>> BEGIN SUPPLIED INFORMATION
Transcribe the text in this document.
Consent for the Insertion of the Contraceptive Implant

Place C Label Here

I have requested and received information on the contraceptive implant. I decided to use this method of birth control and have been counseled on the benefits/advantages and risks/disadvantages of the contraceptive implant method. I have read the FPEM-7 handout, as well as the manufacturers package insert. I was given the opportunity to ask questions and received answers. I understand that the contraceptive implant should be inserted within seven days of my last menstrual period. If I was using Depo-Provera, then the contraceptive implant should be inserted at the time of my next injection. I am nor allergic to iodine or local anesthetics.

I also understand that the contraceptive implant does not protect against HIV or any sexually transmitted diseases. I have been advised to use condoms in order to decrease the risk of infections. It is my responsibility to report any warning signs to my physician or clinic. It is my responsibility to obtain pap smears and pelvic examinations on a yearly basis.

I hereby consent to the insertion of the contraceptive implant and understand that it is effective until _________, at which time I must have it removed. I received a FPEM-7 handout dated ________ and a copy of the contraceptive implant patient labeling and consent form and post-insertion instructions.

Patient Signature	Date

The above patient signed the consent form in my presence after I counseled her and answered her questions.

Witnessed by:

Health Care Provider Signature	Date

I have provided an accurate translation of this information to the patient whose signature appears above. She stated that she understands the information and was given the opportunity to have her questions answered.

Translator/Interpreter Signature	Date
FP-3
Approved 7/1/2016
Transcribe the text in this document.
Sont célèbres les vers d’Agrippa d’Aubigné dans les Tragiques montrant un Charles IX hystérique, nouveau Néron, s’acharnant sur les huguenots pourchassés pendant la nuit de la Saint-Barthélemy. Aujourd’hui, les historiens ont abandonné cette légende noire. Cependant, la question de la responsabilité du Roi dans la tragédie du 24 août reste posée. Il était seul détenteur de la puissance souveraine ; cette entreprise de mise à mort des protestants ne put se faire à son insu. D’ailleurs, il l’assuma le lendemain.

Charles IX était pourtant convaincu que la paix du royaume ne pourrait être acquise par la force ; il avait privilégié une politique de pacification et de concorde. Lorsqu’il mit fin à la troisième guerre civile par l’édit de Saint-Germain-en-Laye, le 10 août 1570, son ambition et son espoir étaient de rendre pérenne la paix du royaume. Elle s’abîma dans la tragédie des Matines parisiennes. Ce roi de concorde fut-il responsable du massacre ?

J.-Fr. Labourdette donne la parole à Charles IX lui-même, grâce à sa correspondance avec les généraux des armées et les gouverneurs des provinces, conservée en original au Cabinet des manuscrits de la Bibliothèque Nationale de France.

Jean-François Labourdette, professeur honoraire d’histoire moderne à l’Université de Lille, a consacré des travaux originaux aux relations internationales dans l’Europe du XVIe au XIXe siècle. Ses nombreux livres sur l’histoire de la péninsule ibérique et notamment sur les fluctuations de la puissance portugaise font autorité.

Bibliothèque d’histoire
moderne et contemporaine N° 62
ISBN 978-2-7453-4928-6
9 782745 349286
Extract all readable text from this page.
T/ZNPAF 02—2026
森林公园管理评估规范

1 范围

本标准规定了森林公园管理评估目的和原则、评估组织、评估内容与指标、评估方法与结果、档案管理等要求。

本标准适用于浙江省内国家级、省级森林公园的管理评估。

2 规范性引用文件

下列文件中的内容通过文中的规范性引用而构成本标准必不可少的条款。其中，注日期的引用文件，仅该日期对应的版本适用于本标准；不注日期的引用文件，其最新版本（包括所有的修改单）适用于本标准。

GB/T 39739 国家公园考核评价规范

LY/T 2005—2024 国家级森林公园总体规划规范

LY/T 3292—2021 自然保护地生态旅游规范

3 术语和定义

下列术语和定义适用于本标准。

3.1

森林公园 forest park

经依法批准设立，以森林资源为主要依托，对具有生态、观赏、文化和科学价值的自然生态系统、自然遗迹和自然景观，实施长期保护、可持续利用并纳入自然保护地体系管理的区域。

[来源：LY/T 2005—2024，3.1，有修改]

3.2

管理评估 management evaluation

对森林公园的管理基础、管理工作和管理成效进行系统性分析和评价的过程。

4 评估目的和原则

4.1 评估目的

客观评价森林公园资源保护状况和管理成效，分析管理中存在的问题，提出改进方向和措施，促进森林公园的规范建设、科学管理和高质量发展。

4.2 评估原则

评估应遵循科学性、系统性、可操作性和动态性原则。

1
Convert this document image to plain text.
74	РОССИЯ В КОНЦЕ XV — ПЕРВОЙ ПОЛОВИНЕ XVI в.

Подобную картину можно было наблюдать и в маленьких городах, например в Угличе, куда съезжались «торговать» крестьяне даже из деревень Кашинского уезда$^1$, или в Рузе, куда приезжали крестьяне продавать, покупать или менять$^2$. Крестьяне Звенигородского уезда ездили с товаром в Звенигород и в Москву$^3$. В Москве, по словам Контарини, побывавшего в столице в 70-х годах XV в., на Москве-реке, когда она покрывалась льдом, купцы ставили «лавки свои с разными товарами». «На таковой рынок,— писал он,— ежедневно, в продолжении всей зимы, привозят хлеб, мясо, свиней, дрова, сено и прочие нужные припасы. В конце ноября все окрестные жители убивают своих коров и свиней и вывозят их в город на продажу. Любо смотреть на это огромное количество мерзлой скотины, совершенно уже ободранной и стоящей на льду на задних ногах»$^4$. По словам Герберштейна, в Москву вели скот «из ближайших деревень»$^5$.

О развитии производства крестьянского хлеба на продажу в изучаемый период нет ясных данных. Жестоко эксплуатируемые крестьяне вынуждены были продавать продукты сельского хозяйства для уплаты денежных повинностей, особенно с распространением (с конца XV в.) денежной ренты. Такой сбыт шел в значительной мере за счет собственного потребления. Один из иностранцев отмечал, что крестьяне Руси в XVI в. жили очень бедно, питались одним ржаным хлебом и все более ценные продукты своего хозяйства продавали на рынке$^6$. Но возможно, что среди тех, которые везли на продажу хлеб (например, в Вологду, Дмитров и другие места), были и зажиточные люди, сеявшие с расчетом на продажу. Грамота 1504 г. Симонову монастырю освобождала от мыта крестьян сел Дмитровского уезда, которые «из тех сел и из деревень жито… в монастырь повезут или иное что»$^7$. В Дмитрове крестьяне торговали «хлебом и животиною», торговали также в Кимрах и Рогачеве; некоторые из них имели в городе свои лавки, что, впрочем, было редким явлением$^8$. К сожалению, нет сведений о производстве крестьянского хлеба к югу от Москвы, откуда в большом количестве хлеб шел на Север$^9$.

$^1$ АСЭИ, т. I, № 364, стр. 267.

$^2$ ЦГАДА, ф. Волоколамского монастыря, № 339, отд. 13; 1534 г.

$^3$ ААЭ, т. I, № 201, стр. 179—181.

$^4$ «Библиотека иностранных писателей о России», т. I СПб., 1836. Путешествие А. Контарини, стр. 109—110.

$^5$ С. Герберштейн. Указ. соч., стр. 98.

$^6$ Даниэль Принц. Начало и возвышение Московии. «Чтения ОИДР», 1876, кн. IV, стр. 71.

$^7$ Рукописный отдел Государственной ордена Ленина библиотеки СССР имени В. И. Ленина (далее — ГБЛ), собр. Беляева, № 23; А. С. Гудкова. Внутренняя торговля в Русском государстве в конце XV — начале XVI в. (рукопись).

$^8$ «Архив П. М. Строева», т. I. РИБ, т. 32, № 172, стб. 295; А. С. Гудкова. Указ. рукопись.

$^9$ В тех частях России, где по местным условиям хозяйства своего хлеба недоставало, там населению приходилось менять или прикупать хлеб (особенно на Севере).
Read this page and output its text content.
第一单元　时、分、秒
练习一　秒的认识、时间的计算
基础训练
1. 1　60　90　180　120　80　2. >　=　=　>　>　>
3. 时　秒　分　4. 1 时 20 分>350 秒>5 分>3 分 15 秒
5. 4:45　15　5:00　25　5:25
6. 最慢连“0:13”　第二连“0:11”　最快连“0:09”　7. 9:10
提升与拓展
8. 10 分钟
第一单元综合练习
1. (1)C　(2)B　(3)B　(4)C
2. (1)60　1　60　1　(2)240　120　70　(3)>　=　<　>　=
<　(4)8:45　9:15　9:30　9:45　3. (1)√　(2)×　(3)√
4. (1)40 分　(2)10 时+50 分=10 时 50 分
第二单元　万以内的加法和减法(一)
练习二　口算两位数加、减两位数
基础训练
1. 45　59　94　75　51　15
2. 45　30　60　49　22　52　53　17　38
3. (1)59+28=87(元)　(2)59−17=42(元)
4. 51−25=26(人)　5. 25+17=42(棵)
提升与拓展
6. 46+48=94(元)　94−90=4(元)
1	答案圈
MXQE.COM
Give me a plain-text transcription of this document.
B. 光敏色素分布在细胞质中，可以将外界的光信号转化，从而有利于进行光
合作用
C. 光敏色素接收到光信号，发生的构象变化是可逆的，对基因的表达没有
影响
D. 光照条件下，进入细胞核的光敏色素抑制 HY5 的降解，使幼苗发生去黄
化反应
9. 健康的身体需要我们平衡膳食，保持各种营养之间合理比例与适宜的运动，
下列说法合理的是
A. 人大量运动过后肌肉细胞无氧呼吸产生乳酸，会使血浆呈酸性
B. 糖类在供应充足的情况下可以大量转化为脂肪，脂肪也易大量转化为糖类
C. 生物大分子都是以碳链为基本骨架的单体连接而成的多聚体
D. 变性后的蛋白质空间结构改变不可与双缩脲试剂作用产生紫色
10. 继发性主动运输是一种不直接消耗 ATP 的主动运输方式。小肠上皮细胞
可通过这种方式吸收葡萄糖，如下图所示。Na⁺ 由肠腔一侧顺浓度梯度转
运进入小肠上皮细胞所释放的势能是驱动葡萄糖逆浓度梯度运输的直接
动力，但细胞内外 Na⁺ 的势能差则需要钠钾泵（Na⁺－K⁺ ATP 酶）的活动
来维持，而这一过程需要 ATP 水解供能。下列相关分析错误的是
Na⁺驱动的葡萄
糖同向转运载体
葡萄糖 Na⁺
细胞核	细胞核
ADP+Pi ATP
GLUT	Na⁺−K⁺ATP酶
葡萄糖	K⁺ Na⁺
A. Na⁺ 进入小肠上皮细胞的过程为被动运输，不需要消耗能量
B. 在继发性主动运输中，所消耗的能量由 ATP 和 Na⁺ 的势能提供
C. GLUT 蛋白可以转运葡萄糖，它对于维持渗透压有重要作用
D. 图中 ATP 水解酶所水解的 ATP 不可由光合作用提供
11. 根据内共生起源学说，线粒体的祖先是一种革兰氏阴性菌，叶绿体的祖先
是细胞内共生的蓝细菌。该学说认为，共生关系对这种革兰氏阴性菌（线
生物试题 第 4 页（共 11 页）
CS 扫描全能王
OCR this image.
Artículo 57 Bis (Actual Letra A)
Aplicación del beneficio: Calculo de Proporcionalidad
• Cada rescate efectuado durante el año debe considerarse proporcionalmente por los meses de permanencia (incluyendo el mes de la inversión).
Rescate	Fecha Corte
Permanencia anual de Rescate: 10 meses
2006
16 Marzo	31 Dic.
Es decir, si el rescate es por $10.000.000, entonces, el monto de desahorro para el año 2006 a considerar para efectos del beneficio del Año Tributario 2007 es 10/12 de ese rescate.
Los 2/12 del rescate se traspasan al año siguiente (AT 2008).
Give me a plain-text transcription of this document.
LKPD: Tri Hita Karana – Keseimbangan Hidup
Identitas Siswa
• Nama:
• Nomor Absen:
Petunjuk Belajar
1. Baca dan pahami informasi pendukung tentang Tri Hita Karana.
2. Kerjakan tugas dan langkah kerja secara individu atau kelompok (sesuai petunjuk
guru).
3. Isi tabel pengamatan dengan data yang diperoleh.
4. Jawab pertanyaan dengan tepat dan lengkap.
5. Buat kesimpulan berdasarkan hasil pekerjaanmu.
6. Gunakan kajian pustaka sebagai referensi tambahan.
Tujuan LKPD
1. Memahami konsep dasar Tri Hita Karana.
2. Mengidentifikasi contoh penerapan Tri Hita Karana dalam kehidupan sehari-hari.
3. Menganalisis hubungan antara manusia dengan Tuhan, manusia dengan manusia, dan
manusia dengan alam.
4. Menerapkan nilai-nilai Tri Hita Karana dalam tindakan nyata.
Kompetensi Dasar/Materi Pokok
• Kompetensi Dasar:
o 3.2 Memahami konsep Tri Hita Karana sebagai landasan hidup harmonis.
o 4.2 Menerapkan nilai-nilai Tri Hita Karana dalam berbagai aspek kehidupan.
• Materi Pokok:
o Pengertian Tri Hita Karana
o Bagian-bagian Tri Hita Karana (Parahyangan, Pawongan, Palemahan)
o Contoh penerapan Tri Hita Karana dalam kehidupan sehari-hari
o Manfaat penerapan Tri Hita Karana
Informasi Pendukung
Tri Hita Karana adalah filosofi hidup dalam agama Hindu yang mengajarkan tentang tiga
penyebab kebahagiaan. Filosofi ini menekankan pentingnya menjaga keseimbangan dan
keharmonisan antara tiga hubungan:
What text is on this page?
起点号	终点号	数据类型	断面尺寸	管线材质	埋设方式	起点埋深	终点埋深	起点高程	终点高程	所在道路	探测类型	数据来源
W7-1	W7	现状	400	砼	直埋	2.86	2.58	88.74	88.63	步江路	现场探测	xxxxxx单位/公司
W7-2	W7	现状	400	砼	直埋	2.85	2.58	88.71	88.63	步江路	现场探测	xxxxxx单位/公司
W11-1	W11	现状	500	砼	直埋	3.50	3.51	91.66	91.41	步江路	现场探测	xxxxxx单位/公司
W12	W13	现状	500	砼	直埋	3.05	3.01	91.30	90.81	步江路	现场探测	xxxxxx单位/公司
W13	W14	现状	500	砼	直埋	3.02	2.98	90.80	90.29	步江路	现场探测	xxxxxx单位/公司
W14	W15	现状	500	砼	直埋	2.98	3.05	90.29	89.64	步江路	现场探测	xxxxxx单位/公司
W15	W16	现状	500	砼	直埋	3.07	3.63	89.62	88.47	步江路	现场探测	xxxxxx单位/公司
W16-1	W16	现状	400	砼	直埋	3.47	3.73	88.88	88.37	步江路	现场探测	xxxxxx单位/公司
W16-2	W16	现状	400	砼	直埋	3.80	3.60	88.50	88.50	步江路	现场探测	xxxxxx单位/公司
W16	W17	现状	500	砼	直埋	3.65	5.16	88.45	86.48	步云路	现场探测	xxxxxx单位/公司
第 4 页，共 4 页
>> END SUPPLIED INFORMATION
SHORT TASK — Identify the lines of the entries containing the string "Charles". Copy each such line.

WRITTEN REPLY —
Sont célèbres les vers d’Agrippa d’Aubigné dans les Tragiques montrant un Charles IX hystérique, nouveau Néron, s’acharnant sur les huguenots pourchassés pendant la nuit de la Saint-Barthélemy. Aujourd’hui, les historiens ont abandonné cette légende noire. Cependant, la question de la responsabilité du Roi dans la tragédie du 24 août reste posée. Il était seul détenteur de la puissance souveraine ; cette entreprise de mise à mort des protestants ne put se faire à son insu. D’ailleurs, il l’assuma le lendemain.
Charles IX était pourtant convaincu que la paix du royaume ne pourrait être acquise par la force ; il avait privilégié une politique de pacification et de concorde. Lorsqu’il mit fin à la troisième guerre civile par l’édit de Saint-Germain-en-Laye, le 10 août 1570, son ambition et son espoir étaient de rendre pérenne la paix du royaume. Elle s’abîma dans la tragédie des Matines parisiennes. Ce roi de concorde fut-il responsable du massacre ?
J.-Fr. Labourdette donne la parole à Charles IX lui-même, grâce à sa correspondance avec les généraux des armées et les gouverneurs des provinces, conservée en original au Cabinet des manuscrits de la Bibliothèque Nationale de France.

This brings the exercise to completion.